**SHORT TASK:** Drop all pictures and repeat exactly the lines from the line holding "Transcribe this image's" through the end of the records.

##############################

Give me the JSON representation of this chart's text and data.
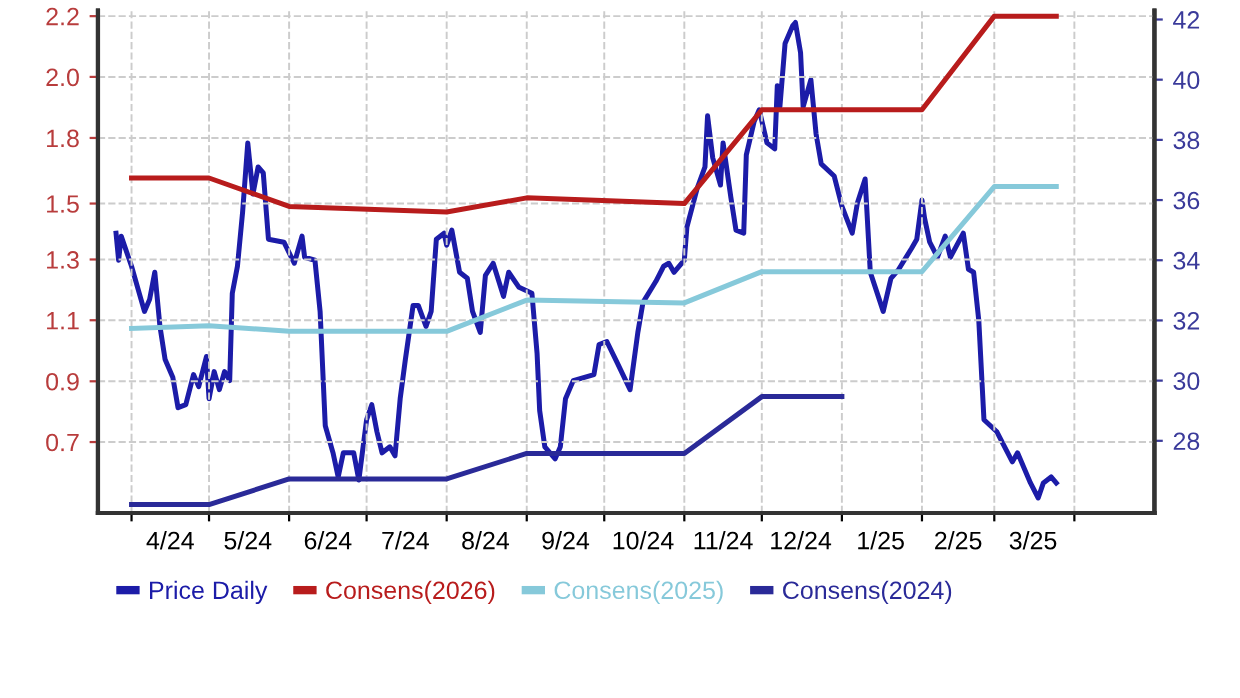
{
  "chart_data": {
    "type": "line",
    "xlim": [
      "2024-03-19",
      "2025-05-02"
    ],
    "xticks": [
      {
        "value": "2024-04-01",
        "label": null
      },
      {
        "value": "2024-04-16",
        "label": "4/24"
      },
      {
        "value": "2024-05-01",
        "label": null
      },
      {
        "value": "2024-05-16",
        "label": "5/24"
      },
      {
        "value": "2024-06-01",
        "label": null
      },
      {
        "value": "2024-06-16",
        "label": "6/24"
      },
      {
        "value": "2024-07-01",
        "label": null
      },
      {
        "value": "2024-07-16",
        "label": "7/24"
      },
      {
        "value": "2024-08-01",
        "label": null
      },
      {
        "value": "2024-08-16",
        "label": "8/24"
      },
      {
        "value": "2024-09-01",
        "label": null
      },
      {
        "value": "2024-09-16",
        "label": "9/24"
      },
      {
        "value": "2024-10-01",
        "label": null
      },
      {
        "value": "2024-10-16",
        "label": "10/24"
      },
      {
        "value": "2024-11-01",
        "label": null
      },
      {
        "value": "2024-11-16",
        "label": "11/24"
      },
      {
        "value": "2024-12-01",
        "label": null
      },
      {
        "value": "2024-12-16",
        "label": "12/24"
      },
      {
        "value": "2025-01-01",
        "label": null
      },
      {
        "value": "2025-01-16",
        "label": "1/25"
      },
      {
        "value": "2025-02-01",
        "label": null
      },
      {
        "value": "2025-02-15",
        "label": "2/25"
      },
      {
        "value": "2025-03-01",
        "label": null
      },
      {
        "value": "2025-03-16",
        "label": "3/25"
      },
      {
        "value": "2025-04-01",
        "label": null
      }
    ],
    "ylim": [
      0.45,
      2.22
    ],
    "yticks": [
      0.7,
      {
        "value": 0.914,
        "label": "0.9"
      },
      {
        "value": 1.129,
        "label": "1.1"
      },
      {
        "value": 1.343,
        "label": "1.3"
      },
      {
        "value": 1.54,
        "label": "1.5"
      },
      {
        "value": 1.771,
        "label": "1.8"
      },
      {
        "value": 1.986,
        "label": "2.0"
      },
      2.2
    ],
    "y2lim": [
      25.6,
      42.3
    ],
    "y2ticks": [
      28,
      30,
      32,
      34,
      36,
      38,
      40,
      42
    ],
    "grid": true,
    "legend": "bottom",
    "line_style": "solid",
    "marker": "none",
    "series": [
      {
        "name": "Price Daily",
        "color": "#1c1ca8",
        "axis": "y2",
        "x": [
          "2024-03-26",
          "2024-03-27",
          "2024-03-28",
          "2024-04-01",
          "2024-04-04",
          "2024-04-06",
          "2024-04-08",
          "2024-04-10",
          "2024-04-12",
          "2024-04-14",
          "2024-04-17",
          "2024-04-19",
          "2024-04-22",
          "2024-04-25",
          "2024-04-27",
          "2024-04-30",
          "2024-05-01",
          "2024-05-03",
          "2024-05-05",
          "2024-05-07",
          "2024-05-09",
          "2024-05-10",
          "2024-05-12",
          "2024-05-14",
          "2024-05-16",
          "2024-05-18",
          "2024-05-20",
          "2024-05-22",
          "2024-05-24",
          "2024-05-30",
          "2024-06-03",
          "2024-06-06",
          "2024-06-07",
          "2024-06-11",
          "2024-06-13",
          "2024-06-15",
          "2024-06-18",
          "2024-06-20",
          "2024-06-22",
          "2024-06-26",
          "2024-06-28",
          "2024-07-01",
          "2024-07-03",
          "2024-07-05",
          "2024-07-07",
          "2024-07-10",
          "2024-07-12",
          "2024-07-14",
          "2024-07-16",
          "2024-07-19",
          "2024-07-21",
          "2024-07-24",
          "2024-07-26",
          "2024-07-28",
          "2024-07-31",
          "2024-08-01",
          "2024-08-03",
          "2024-08-06",
          "2024-08-09",
          "2024-08-11",
          "2024-08-14",
          "2024-08-16",
          "2024-08-19",
          "2024-08-23",
          "2024-08-25",
          "2024-08-29",
          "2024-09-03",
          "2024-09-05",
          "2024-09-06",
          "2024-09-08",
          "2024-09-12",
          "2024-09-14",
          "2024-09-16",
          "2024-09-19",
          "2024-09-27",
          "2024-09-29",
          "2024-10-02",
          "2024-10-06",
          "2024-10-11",
          "2024-10-14",
          "2024-10-16",
          "2024-10-21",
          "2024-10-24",
          "2024-10-26",
          "2024-10-28",
          "2024-11-01",
          "2024-11-02",
          "2024-11-06",
          "2024-11-09",
          "2024-11-10",
          "2024-11-12",
          "2024-11-15",
          "2024-11-16",
          "2024-11-19",
          "2024-11-21",
          "2024-11-24",
          "2024-11-25",
          "2024-11-28",
          "2024-11-30",
          "2024-12-03",
          "2024-12-06",
          "2024-12-07",
          "2024-12-08",
          "2024-12-10",
          "2024-12-13",
          "2024-12-14",
          "2024-12-16",
          "2024-12-17",
          "2024-12-20",
          "2024-12-22",
          "2024-12-24",
          "2024-12-29",
          "2025-01-01",
          "2025-01-05",
          "2025-01-07",
          "2025-01-10",
          "2025-01-12",
          "2025-01-17",
          "2025-01-20",
          "2025-01-23",
          "2025-01-28",
          "2025-01-30",
          "2025-02-01",
          "2025-02-02",
          "2025-02-04",
          "2025-02-07",
          "2025-02-10",
          "2025-02-12",
          "2025-02-17",
          "2025-02-19",
          "2025-02-21",
          "2025-02-23",
          "2025-02-25",
          "2025-03-02",
          "2025-03-08",
          "2025-03-10",
          "2025-03-15",
          "2025-03-18",
          "2025-03-20",
          "2025-03-23",
          "2025-03-25"
        ],
        "values": [
          34.9,
          34.0,
          34.8,
          33.8,
          32.9,
          32.3,
          32.7,
          33.6,
          31.8,
          30.7,
          30.1,
          29.1,
          29.2,
          30.2,
          29.8,
          30.8,
          29.4,
          30.3,
          29.7,
          30.3,
          30.0,
          32.9,
          33.8,
          35.6,
          37.9,
          36.2,
          37.1,
          36.9,
          34.7,
          34.6,
          33.9,
          34.8,
          34.1,
          34.0,
          32.3,
          28.5,
          27.6,
          26.8,
          27.6,
          27.6,
          26.7,
          28.7,
          29.2,
          28.3,
          27.6,
          27.8,
          27.5,
          29.4,
          30.7,
          32.5,
          32.5,
          31.8,
          32.3,
          34.7,
          34.9,
          34.5,
          35.0,
          33.6,
          33.4,
          32.3,
          31.6,
          33.5,
          33.9,
          32.8,
          33.6,
          33.1,
          32.9,
          30.9,
          29.0,
          27.8,
          27.4,
          27.8,
          29.4,
          30.0,
          30.2,
          31.2,
          31.3,
          30.6,
          29.7,
          31.6,
          32.6,
          33.3,
          33.8,
          33.9,
          33.6,
          34.0,
          35.1,
          36.4,
          37.1,
          38.8,
          37.4,
          36.5,
          37.9,
          36.1,
          35.0,
          34.9,
          37.5,
          38.6,
          39.0,
          37.9,
          37.7,
          39.8,
          39.1,
          41.2,
          41.8,
          41.9,
          40.9,
          39.1,
          40.0,
          38.2,
          37.2,
          36.8,
          35.8,
          34.9,
          35.9,
          36.7,
          33.6,
          32.3,
          33.4,
          33.7,
          34.4,
          34.7,
          36.0,
          35.4,
          34.6,
          34.1,
          34.8,
          34.1,
          34.9,
          33.7,
          33.6,
          32.0,
          28.7,
          28.3,
          27.3,
          27.6,
          26.6,
          26.1,
          26.6,
          26.8,
          26.6
        ]
      },
      {
        "name": "Consens(2026)",
        "color": "#b81c1c",
        "x": [
          "2024-04-01",
          "2024-05-01",
          "2024-06-01",
          "2024-08-01",
          "2024-09-01",
          "2024-11-01",
          "2024-12-01",
          "2025-02-01",
          "2025-03-01",
          "2025-03-25"
        ],
        "values": [
          1.63,
          1.63,
          1.53,
          1.51,
          1.56,
          1.54,
          1.87,
          1.87,
          2.2,
          2.2
        ]
      },
      {
        "name": "Consens(2025)",
        "color": "#86c9da",
        "x": [
          "2024-04-01",
          "2024-05-01",
          "2024-06-01",
          "2024-08-01",
          "2024-09-01",
          "2024-11-01",
          "2024-12-01",
          "2025-02-01",
          "2025-03-01",
          "2025-03-25"
        ],
        "values": [
          1.1,
          1.11,
          1.09,
          1.09,
          1.2,
          1.19,
          1.3,
          1.3,
          1.6,
          1.6
        ]
      },
      {
        "name": "Consens(2024)",
        "color": "#2a2a98",
        "x": [
          "2024-04-01",
          "2024-05-01",
          "2024-06-01",
          "2024-08-01",
          "2024-09-01",
          "2024-11-01",
          "2024-12-01",
          "2025-01-01"
        ],
        "values": [
          0.48,
          0.48,
          0.57,
          0.57,
          0.66,
          0.66,
          0.86,
          0.86
        ]
      }
    ]
  }
}
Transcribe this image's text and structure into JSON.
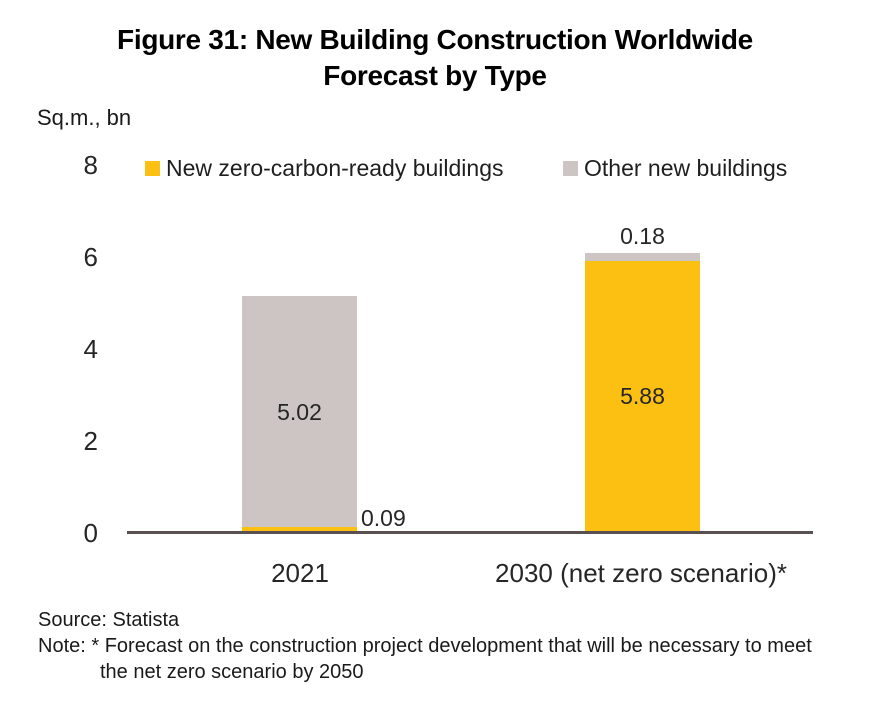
{
  "title": {
    "line1": "Figure 31: New Building Construction Worldwide",
    "line2": "Forecast by Type"
  },
  "unit_label": "Sq.m., bn",
  "chart_data": {
    "type": "bar",
    "stacked": true,
    "title": "Figure 31: New Building Construction Worldwide Forecast by Type",
    "ylabel": "Sq.m., bn",
    "ylim": [
      0,
      8
    ],
    "yticks": [
      0,
      2,
      4,
      6,
      8
    ],
    "grid": false,
    "legend_position": "top",
    "categories": [
      "2021",
      "2030 (net zero scenario)*"
    ],
    "series": [
      {
        "name": "New zero-carbon-ready buildings",
        "color": "#FCC013",
        "values": [
          0.09,
          5.88
        ]
      },
      {
        "name": "Other new buildings",
        "color": "#CDC5C3",
        "values": [
          5.02,
          0.18
        ]
      }
    ],
    "totals": [
      5.11,
      6.06
    ],
    "axis_color": "#5A5052"
  },
  "footer": {
    "source": "Source: Statista",
    "note_label": "Note: *",
    "note_text": "Forecast on the construction project development that will be necessary to meet the net zero scenario by 2050"
  }
}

##############################

**ANSWER:**
Transcribe this image's text and structure into JSON.
{
  "title": {
    "line1": "Figure 31: New Building Construction Worldwide",
    "line2": "Forecast by Type"
  },
  "unit_label": "Sq.m., bn",
  "chart_data": {
    "type": "bar",
    "stacked": true,
    "title": "Figure 31: New Building Construction Worldwide Forecast by Type",
    "ylabel": "Sq.m., bn",
    "ylim": [
      0,
      8
    ],
    "yticks": [
      0,
      2,
      4,
      6,
      8
    ],
    "grid": false,
    "legend_position": "top",
    "categories": [
      "2021",
      "2030 (net zero scenario)*"
    ],
    "series": [
      {
        "name": "New zero-carbon-ready buildings",
        "color": "#FCC013",
        "values": [
          0.09,
          5.88
        ]
      },
      {
        "name": "Other new buildings",
        "color": "#CDC5C3",
        "values": [
          5.02,
          0.18
        ]
      }
    ],
    "totals": [
      5.11,
      6.06
    ],
    "axis_color": "#5A5052"
  },
  "footer": {
    "source": "Source: Statista",
    "note_label": "Note: *",
    "note_text": "Forecast on the construction project development that will be necessary to meet the net zero scenario by 2050"
  }
}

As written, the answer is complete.